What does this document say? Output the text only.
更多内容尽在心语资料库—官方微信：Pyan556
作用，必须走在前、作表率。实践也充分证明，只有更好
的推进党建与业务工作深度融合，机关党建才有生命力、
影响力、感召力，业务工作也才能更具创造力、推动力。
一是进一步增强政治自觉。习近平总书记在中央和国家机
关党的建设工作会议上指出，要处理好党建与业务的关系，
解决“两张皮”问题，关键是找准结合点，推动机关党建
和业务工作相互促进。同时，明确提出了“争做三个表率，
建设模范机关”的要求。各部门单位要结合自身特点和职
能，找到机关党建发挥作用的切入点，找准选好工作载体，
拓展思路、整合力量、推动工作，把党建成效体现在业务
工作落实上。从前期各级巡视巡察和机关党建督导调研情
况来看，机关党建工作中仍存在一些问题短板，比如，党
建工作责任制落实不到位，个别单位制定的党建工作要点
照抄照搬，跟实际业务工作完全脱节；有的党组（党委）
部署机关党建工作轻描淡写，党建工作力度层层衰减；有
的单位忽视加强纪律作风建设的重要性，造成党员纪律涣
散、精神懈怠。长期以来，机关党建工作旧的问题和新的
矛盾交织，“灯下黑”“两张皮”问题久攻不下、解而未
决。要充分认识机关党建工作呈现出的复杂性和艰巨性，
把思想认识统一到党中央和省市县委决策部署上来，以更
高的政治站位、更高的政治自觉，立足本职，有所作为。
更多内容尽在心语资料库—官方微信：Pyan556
------------------------------------------------
Copy each record from above exactly, and include every line.

SOLUTION FOR THIS EXERCISE:
What does this document say? Output the text only.
更多内容尽在心语资料库—官方微信：Pyan556
作用，必须走在前、作表率。实践也充分证明，只有更好
的推进党建与业务工作深度融合，机关党建才有生命力、
影响力、感召力，业务工作也才能更具创造力、推动力。
一是进一步增强政治自觉。习近平总书记在中央和国家机
关党的建设工作会议上指出，要处理好党建与业务的关系，
解决“两张皮”问题，关键是找准结合点，推动机关党建
和业务工作相互促进。同时，明确提出了“争做三个表率，
建设模范机关”的要求。各部门单位要结合自身特点和职
能，找到机关党建发挥作用的切入点，找准选好工作载体，
拓展思路、整合力量、推动工作，把党建成效体现在业务
工作落实上。从前期各级巡视巡察和机关党建督导调研情
况来看，机关党建工作中仍存在一些问题短板，比如，党
建工作责任制落实不到位，个别单位制定的党建工作要点
照抄照搬，跟实际业务工作完全脱节；有的党组（党委）
部署机关党建工作轻描淡写，党建工作力度层层衰减；有
的单位忽视加强纪律作风建设的重要性，造成党员纪律涣
散、精神懈怠。长期以来，机关党建工作旧的问题和新的
矛盾交织，“灯下黑”“两张皮”问题久攻不下、解而未
决。要充分认识机关党建工作呈现出的复杂性和艰巨性，
把思想认识统一到党中央和省市县委决策部署上来，以更
高的政治站位、更高的政治自觉，立足本职，有所作为。
更多内容尽在心语资料库—官方微信：Pyan556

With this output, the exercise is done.